Supplied records:
# # # #

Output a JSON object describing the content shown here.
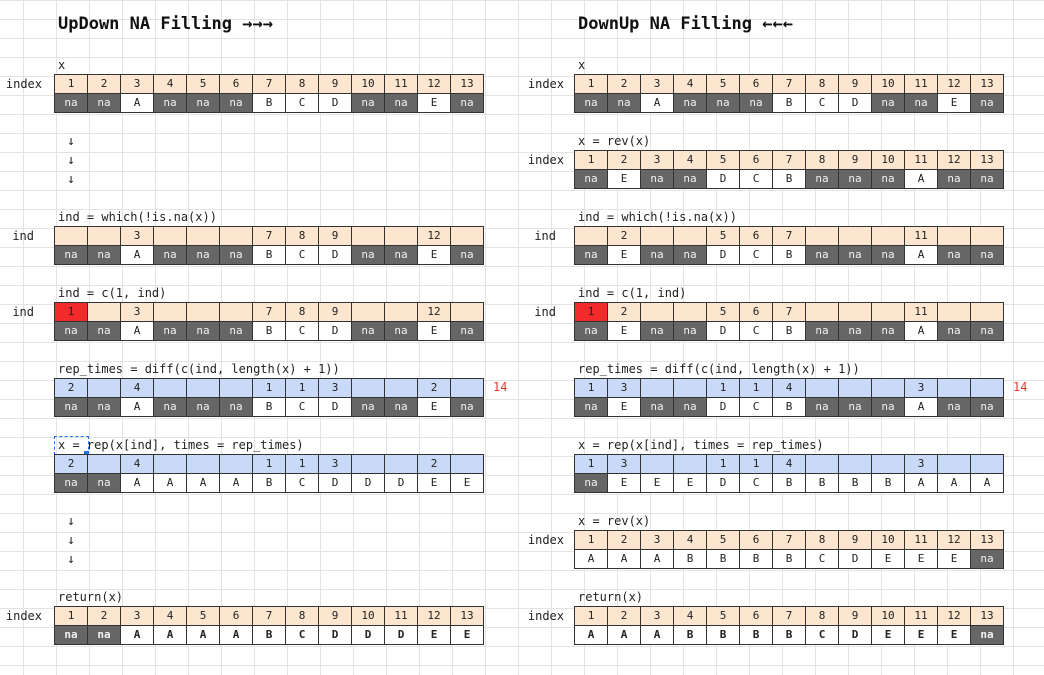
{
  "left": {
    "title": "UpDown NA Filling →→→",
    "labels": {
      "x": "x",
      "ind1": "ind = which(!is.na(x))",
      "ind2": "ind = c(1, ind)",
      "rep_times": "rep_times = diff(c(ind, length(x) + 1))",
      "rep": "x = rep(x[ind], times = rep_times)",
      "ret": "return(x)"
    },
    "side": {
      "index": "index",
      "ind": "ind"
    },
    "arrow": "↓",
    "total": "14",
    "rows": {
      "r1_top": [
        "1",
        "2",
        "3",
        "4",
        "5",
        "6",
        "7",
        "8",
        "9",
        "10",
        "11",
        "12",
        "13"
      ],
      "r1_bot": [
        "na",
        "na",
        "A",
        "na",
        "na",
        "na",
        "B",
        "C",
        "D",
        "na",
        "na",
        "E",
        "na"
      ],
      "r2_top": [
        "",
        "",
        "3",
        "",
        "",
        "",
        "7",
        "8",
        "9",
        "",
        "",
        "12",
        ""
      ],
      "r2_bot": [
        "na",
        "na",
        "A",
        "na",
        "na",
        "na",
        "B",
        "C",
        "D",
        "na",
        "na",
        "E",
        "na"
      ],
      "r3_top": [
        "1",
        "",
        "3",
        "",
        "",
        "",
        "7",
        "8",
        "9",
        "",
        "",
        "12",
        ""
      ],
      "r3_bot": [
        "na",
        "na",
        "A",
        "na",
        "na",
        "na",
        "B",
        "C",
        "D",
        "na",
        "na",
        "E",
        "na"
      ],
      "r4_top": [
        "2",
        "",
        "4",
        "",
        "",
        "",
        "1",
        "1",
        "3",
        "",
        "",
        "2",
        ""
      ],
      "r4_bot": [
        "na",
        "na",
        "A",
        "na",
        "na",
        "na",
        "B",
        "C",
        "D",
        "na",
        "na",
        "E",
        "na"
      ],
      "r5_top": [
        "2",
        "",
        "4",
        "",
        "",
        "",
        "1",
        "1",
        "3",
        "",
        "",
        "2",
        ""
      ],
      "r5_bot": [
        "na",
        "na",
        "A",
        "A",
        "A",
        "A",
        "B",
        "C",
        "D",
        "D",
        "D",
        "E",
        "E"
      ],
      "r6_top": [
        "1",
        "2",
        "3",
        "4",
        "5",
        "6",
        "7",
        "8",
        "9",
        "10",
        "11",
        "12",
        "13"
      ],
      "r6_bot": [
        "na",
        "na",
        "A",
        "A",
        "A",
        "A",
        "B",
        "C",
        "D",
        "D",
        "D",
        "E",
        "E"
      ]
    }
  },
  "right": {
    "title": "DownUp NA Filling ←←←",
    "labels": {
      "x": "x",
      "rev1": "x = rev(x)",
      "ind1": "ind = which(!is.na(x))",
      "ind2": "ind = c(1, ind)",
      "rep_times": "rep_times = diff(c(ind, length(x) + 1))",
      "rep": "x = rep(x[ind], times = rep_times)",
      "rev2": "x = rev(x)",
      "ret": "return(x)"
    },
    "side": {
      "index": "index",
      "ind": "ind"
    },
    "total": "14",
    "rows": {
      "r1_top": [
        "1",
        "2",
        "3",
        "4",
        "5",
        "6",
        "7",
        "8",
        "9",
        "10",
        "11",
        "12",
        "13"
      ],
      "r1_bot": [
        "na",
        "na",
        "A",
        "na",
        "na",
        "na",
        "B",
        "C",
        "D",
        "na",
        "na",
        "E",
        "na"
      ],
      "r2_top": [
        "1",
        "2",
        "3",
        "4",
        "5",
        "6",
        "7",
        "8",
        "9",
        "10",
        "11",
        "12",
        "13"
      ],
      "r2_bot": [
        "na",
        "E",
        "na",
        "na",
        "D",
        "C",
        "B",
        "na",
        "na",
        "na",
        "A",
        "na",
        "na"
      ],
      "r3_top": [
        "",
        "2",
        "",
        "",
        "5",
        "6",
        "7",
        "",
        "",
        "",
        "11",
        "",
        ""
      ],
      "r3_bot": [
        "na",
        "E",
        "na",
        "na",
        "D",
        "C",
        "B",
        "na",
        "na",
        "na",
        "A",
        "na",
        "na"
      ],
      "r4_top": [
        "1",
        "2",
        "",
        "",
        "5",
        "6",
        "7",
        "",
        "",
        "",
        "11",
        "",
        ""
      ],
      "r4_bot": [
        "na",
        "E",
        "na",
        "na",
        "D",
        "C",
        "B",
        "na",
        "na",
        "na",
        "A",
        "na",
        "na"
      ],
      "r5_top": [
        "1",
        "3",
        "",
        "",
        "1",
        "1",
        "4",
        "",
        "",
        "",
        "3",
        "",
        ""
      ],
      "r5_bot": [
        "na",
        "E",
        "na",
        "na",
        "D",
        "C",
        "B",
        "na",
        "na",
        "na",
        "A",
        "na",
        "na"
      ],
      "r6_top": [
        "1",
        "3",
        "",
        "",
        "1",
        "1",
        "4",
        "",
        "",
        "",
        "3",
        "",
        ""
      ],
      "r6_bot": [
        "na",
        "E",
        "E",
        "E",
        "D",
        "C",
        "B",
        "B",
        "B",
        "B",
        "A",
        "A",
        "A"
      ],
      "r7_top": [
        "1",
        "2",
        "3",
        "4",
        "5",
        "6",
        "7",
        "8",
        "9",
        "10",
        "11",
        "12",
        "13"
      ],
      "r7_bot": [
        "A",
        "A",
        "A",
        "B",
        "B",
        "B",
        "B",
        "C",
        "D",
        "E",
        "E",
        "E",
        "na"
      ],
      "r8_top": [
        "1",
        "2",
        "3",
        "4",
        "5",
        "6",
        "7",
        "8",
        "9",
        "10",
        "11",
        "12",
        "13"
      ],
      "r8_bot": [
        "A",
        "A",
        "A",
        "B",
        "B",
        "B",
        "B",
        "C",
        "D",
        "E",
        "E",
        "E",
        "na"
      ]
    }
  }
}
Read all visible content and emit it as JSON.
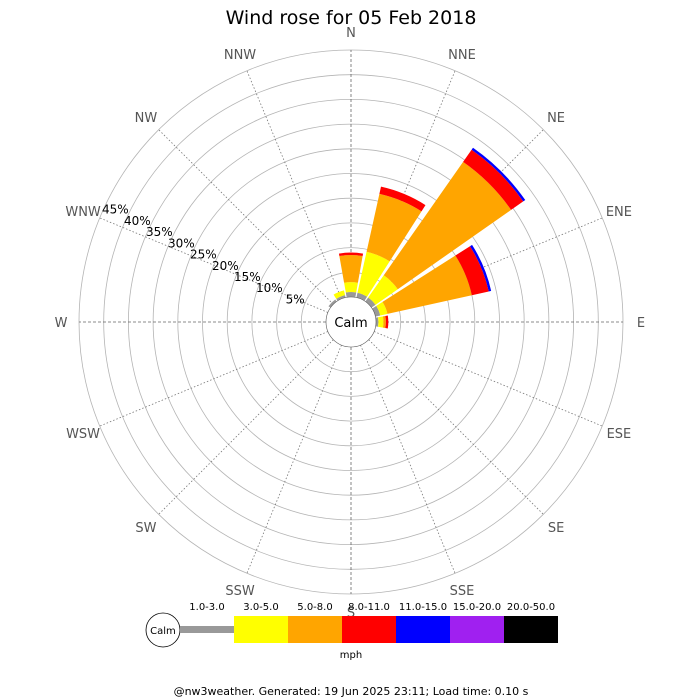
{
  "chart_data": {
    "type": "wind-rose",
    "title": "Wind rose for 05 Feb 2018",
    "directions": [
      "N",
      "NNE",
      "NE",
      "ENE",
      "E",
      "ESE",
      "SE",
      "SSE",
      "S",
      "SSW",
      "SW",
      "WSW",
      "W",
      "WNW",
      "NW",
      "NNW"
    ],
    "radial_labels": [
      "5%",
      "10%",
      "15%",
      "20%",
      "25%",
      "30%",
      "35%",
      "40%",
      "45%"
    ],
    "radial_max": 50,
    "calm_label": "Calm",
    "unit_label": "mph",
    "bins": [
      {
        "label": "1.0-3.0",
        "color": "#999999"
      },
      {
        "label": "3.0-5.0",
        "color": "#ffff00"
      },
      {
        "label": "5.0-8.0",
        "color": "#ffa500"
      },
      {
        "label": "8.0-11.0",
        "color": "#ff0000"
      },
      {
        "label": "11.0-15.0",
        "color": "#0000ff"
      },
      {
        "label": "15.0-20.0",
        "color": "#a020f0"
      },
      {
        "label": "20.0-50.0",
        "color": "#000000"
      }
    ],
    "series": [
      {
        "direction": "N",
        "cumulative": [
          1,
          3,
          8.5,
          9,
          9,
          9,
          9
        ]
      },
      {
        "direction": "NNE",
        "cumulative": [
          1,
          9.5,
          21.5,
          23,
          23,
          23,
          23
        ]
      },
      {
        "direction": "NE",
        "cumulative": [
          1,
          6.5,
          34.5,
          37.5,
          38,
          38,
          38
        ]
      },
      {
        "direction": "ENE",
        "cumulative": [
          1,
          2.5,
          20,
          23.5,
          24,
          24,
          24
        ]
      },
      {
        "direction": "E",
        "cumulative": [
          0.5,
          1.5,
          2,
          2.5,
          2.5,
          2.5,
          2.5
        ]
      },
      {
        "direction": "NNW",
        "cumulative": [
          0.5,
          1.5,
          1.5,
          1.5,
          1.5,
          1.5,
          1.5
        ]
      },
      {
        "direction": "NW",
        "cumulative": [
          0.5,
          0.5,
          0.5,
          0.5,
          0.5,
          0.5,
          0.5
        ]
      }
    ],
    "footer": "@nw3weather. Generated: 19 Jun 2025 23:11; Load time: 0.10 s"
  }
}
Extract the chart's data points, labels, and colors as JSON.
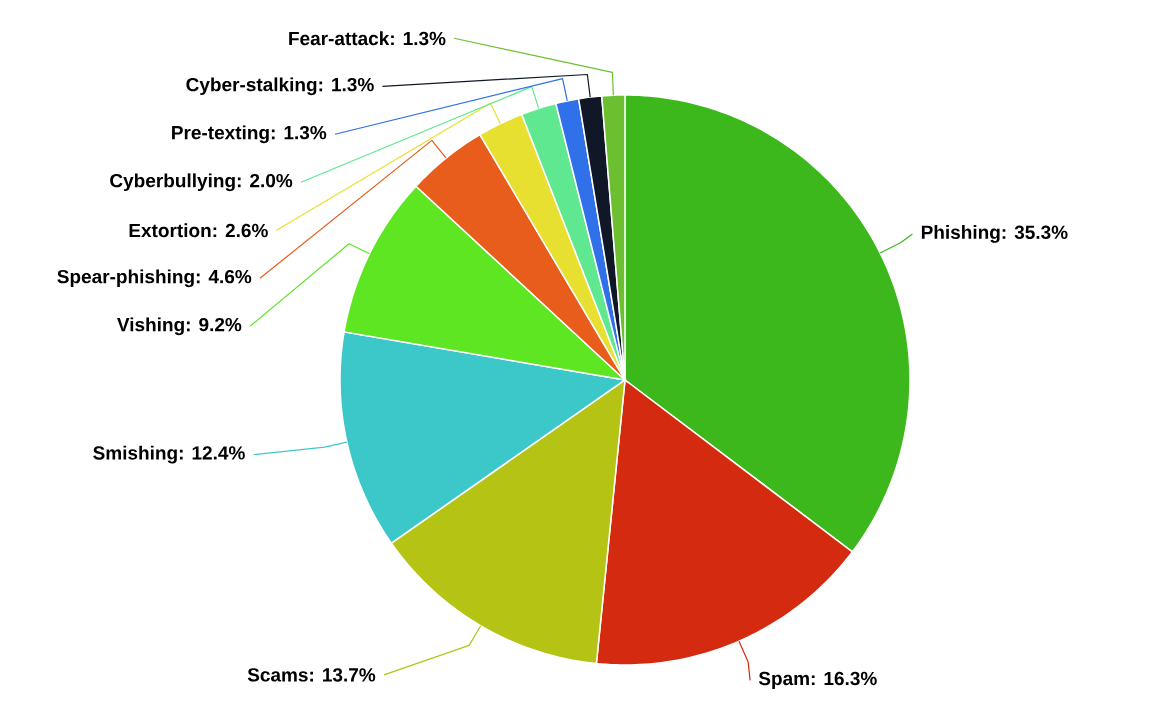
{
  "chart_data": {
    "type": "pie",
    "categories": [
      "Phishing",
      "Spam",
      "Scams",
      "Smishing",
      "Vishing",
      "Spear-phishing",
      "Extortion",
      "Cyberbullying",
      "Pre-texting",
      "Cyber-stalking",
      "Fear-attack"
    ],
    "values": [
      35.3,
      16.3,
      13.7,
      12.4,
      9.2,
      4.6,
      2.6,
      2.0,
      1.3,
      1.3,
      1.3
    ],
    "colors": [
      "#3cb81c",
      "#d42a10",
      "#b5c414",
      "#3cc8c8",
      "#5ee622",
      "#e85c1c",
      "#e8e030",
      "#60e890",
      "#3070e8",
      "#101828",
      "#6cc030"
    ],
    "value_labels": [
      ": 35.3%",
      ": 16.3%",
      ": 13.7%",
      ": 12.4%",
      ": 9.2%",
      ": 4.6%",
      ": 2.6%",
      ": 2.0%",
      ": 1.3%",
      ": 1.3%",
      ": 1.3%"
    ]
  }
}
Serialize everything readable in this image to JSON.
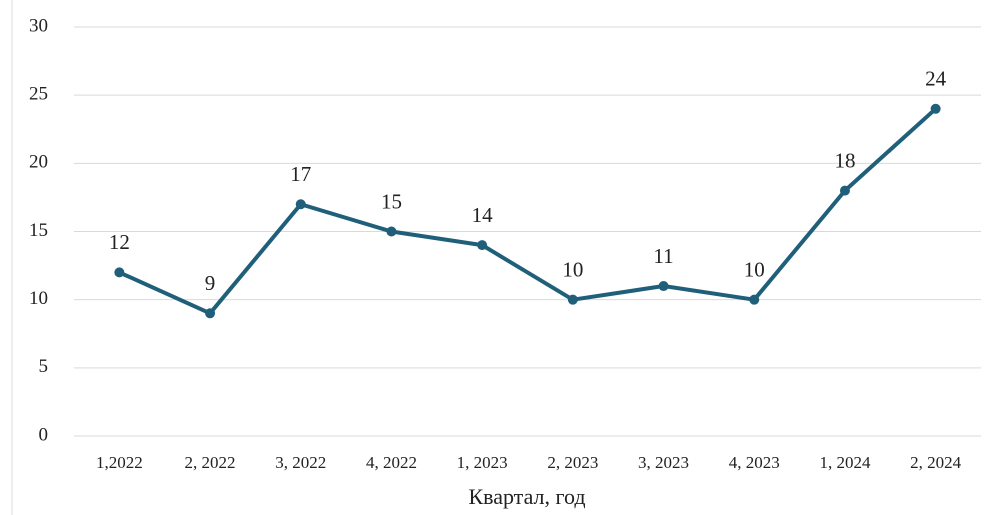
{
  "chart_data": {
    "type": "line",
    "x_label": "Квартал, год",
    "categories": [
      "1,2022",
      "2, 2022",
      "3, 2022",
      "4, 2022",
      "1, 2023",
      "2, 2023",
      "3, 2023",
      "4, 2023",
      "1, 2024",
      "2, 2024"
    ],
    "series": [
      {
        "color": "#1f5f7a",
        "values": [
          12,
          9,
          17,
          15,
          14,
          10,
          11,
          10,
          18,
          24
        ]
      }
    ],
    "ylim": [
      0,
      30
    ],
    "yticks": [
      0,
      5,
      10,
      15,
      20,
      25,
      30
    ],
    "grid": true
  }
}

# # # #

Locate all lines that include the word "colors" and copy them out.

Extract the chart's data points, labels, and colors as JSON.
    "colors": [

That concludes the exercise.